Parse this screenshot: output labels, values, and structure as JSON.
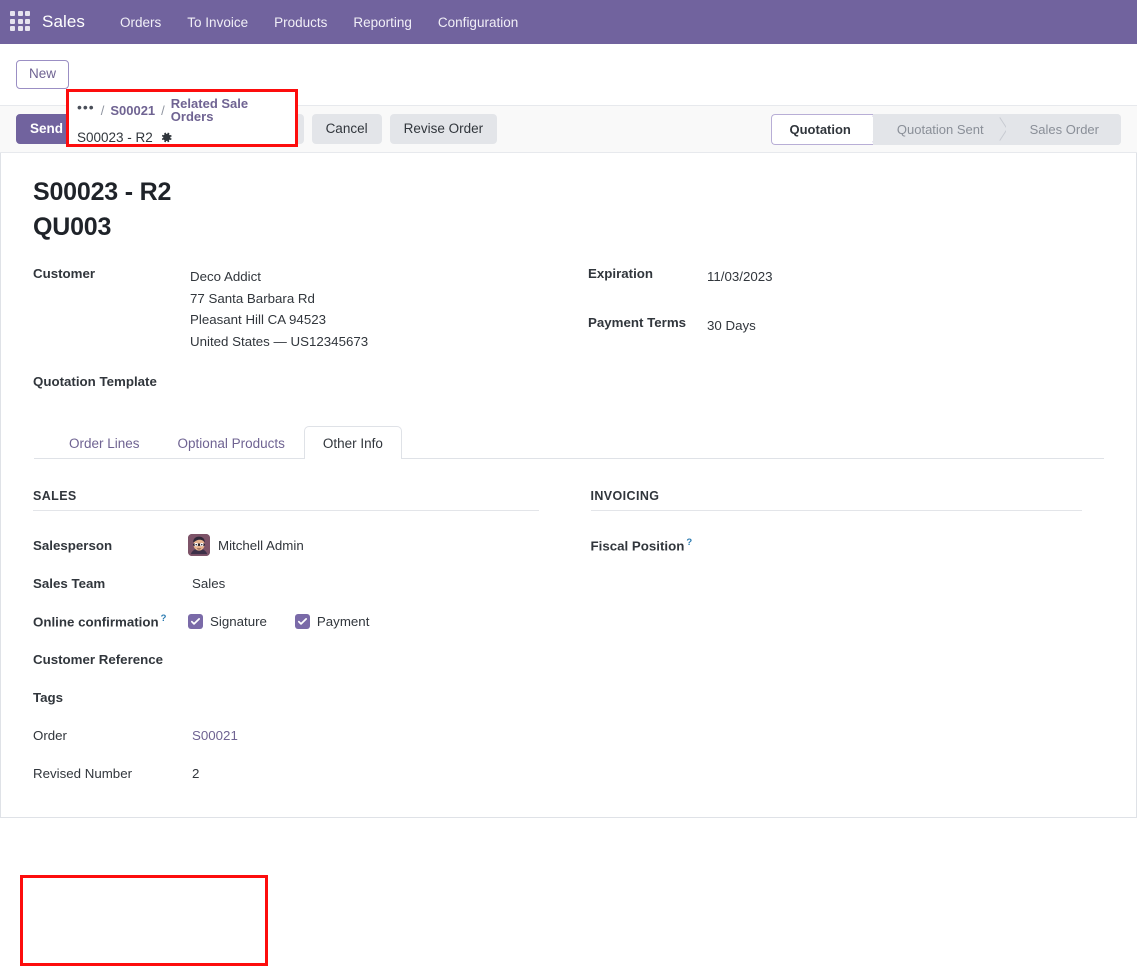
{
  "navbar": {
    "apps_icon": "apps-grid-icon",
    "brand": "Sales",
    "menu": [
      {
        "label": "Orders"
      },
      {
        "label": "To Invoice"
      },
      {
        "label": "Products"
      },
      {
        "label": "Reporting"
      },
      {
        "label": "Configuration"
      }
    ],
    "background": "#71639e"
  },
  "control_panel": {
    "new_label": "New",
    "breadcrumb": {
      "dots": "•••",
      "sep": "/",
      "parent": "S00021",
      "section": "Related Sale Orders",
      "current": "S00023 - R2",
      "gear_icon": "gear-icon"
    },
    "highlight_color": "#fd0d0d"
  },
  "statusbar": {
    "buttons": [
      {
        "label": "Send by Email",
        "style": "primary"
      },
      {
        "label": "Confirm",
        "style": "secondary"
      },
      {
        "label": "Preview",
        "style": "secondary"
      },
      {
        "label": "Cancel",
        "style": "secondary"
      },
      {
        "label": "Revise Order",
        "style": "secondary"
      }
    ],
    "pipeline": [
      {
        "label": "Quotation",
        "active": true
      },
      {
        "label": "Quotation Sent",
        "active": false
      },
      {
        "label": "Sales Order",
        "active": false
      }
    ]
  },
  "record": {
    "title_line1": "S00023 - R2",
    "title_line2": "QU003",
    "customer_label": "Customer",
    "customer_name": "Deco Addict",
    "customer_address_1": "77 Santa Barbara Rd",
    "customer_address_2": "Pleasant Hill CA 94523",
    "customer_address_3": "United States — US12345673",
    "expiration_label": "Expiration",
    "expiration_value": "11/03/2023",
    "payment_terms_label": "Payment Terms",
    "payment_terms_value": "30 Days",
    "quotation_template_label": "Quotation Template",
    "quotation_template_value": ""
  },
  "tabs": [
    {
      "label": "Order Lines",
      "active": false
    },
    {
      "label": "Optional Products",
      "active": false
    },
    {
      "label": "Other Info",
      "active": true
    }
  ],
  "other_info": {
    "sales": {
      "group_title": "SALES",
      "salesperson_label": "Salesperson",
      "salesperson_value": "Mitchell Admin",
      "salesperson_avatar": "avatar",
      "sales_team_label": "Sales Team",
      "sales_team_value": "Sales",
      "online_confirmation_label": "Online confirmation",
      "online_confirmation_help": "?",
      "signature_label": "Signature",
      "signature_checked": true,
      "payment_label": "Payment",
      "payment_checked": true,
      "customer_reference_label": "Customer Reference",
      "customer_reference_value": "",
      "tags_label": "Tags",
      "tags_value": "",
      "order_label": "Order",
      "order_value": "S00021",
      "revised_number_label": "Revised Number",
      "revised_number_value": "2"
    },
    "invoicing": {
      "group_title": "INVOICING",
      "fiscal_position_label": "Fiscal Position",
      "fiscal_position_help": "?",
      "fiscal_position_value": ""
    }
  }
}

-.-.-

■ OBJECTIVE: Your copy should match the records word for word, with the pictures removed.

■ THE ANSWER:
Parse this screenshot: output labels, values, and structure as JSON.
{
  "navbar": {
    "apps_icon": "apps-grid-icon",
    "brand": "Sales",
    "menu": [
      {
        "label": "Orders"
      },
      {
        "label": "To Invoice"
      },
      {
        "label": "Products"
      },
      {
        "label": "Reporting"
      },
      {
        "label": "Configuration"
      }
    ],
    "background": "#71639e"
  },
  "control_panel": {
    "new_label": "New",
    "breadcrumb": {
      "dots": "•••",
      "sep": "/",
      "parent": "S00021",
      "section": "Related Sale Orders",
      "current": "S00023 - R2",
      "gear_icon": "gear-icon"
    },
    "highlight_color": "#fd0d0d"
  },
  "statusbar": {
    "buttons": [
      {
        "label": "Send by Email",
        "style": "primary"
      },
      {
        "label": "Confirm",
        "style": "secondary"
      },
      {
        "label": "Preview",
        "style": "secondary"
      },
      {
        "label": "Cancel",
        "style": "secondary"
      },
      {
        "label": "Revise Order",
        "style": "secondary"
      }
    ],
    "pipeline": [
      {
        "label": "Quotation",
        "active": true
      },
      {
        "label": "Quotation Sent",
        "active": false
      },
      {
        "label": "Sales Order",
        "active": false
      }
    ]
  },
  "record": {
    "title_line1": "S00023 - R2",
    "title_line2": "QU003",
    "customer_label": "Customer",
    "customer_name": "Deco Addict",
    "customer_address_1": "77 Santa Barbara Rd",
    "customer_address_2": "Pleasant Hill CA 94523",
    "customer_address_3": "United States — US12345673",
    "expiration_label": "Expiration",
    "expiration_value": "11/03/2023",
    "payment_terms_label": "Payment Terms",
    "payment_terms_value": "30 Days",
    "quotation_template_label": "Quotation Template",
    "quotation_template_value": ""
  },
  "tabs": [
    {
      "label": "Order Lines",
      "active": false
    },
    {
      "label": "Optional Products",
      "active": false
    },
    {
      "label": "Other Info",
      "active": true
    }
  ],
  "other_info": {
    "sales": {
      "group_title": "SALES",
      "salesperson_label": "Salesperson",
      "salesperson_value": "Mitchell Admin",
      "salesperson_avatar": "avatar",
      "sales_team_label": "Sales Team",
      "sales_team_value": "Sales",
      "online_confirmation_label": "Online confirmation",
      "online_confirmation_help": "?",
      "signature_label": "Signature",
      "signature_checked": true,
      "payment_label": "Payment",
      "payment_checked": true,
      "customer_reference_label": "Customer Reference",
      "customer_reference_value": "",
      "tags_label": "Tags",
      "tags_value": "",
      "order_label": "Order",
      "order_value": "S00021",
      "revised_number_label": "Revised Number",
      "revised_number_value": "2"
    },
    "invoicing": {
      "group_title": "INVOICING",
      "fiscal_position_label": "Fiscal Position",
      "fiscal_position_help": "?",
      "fiscal_position_value": ""
    }
  }
}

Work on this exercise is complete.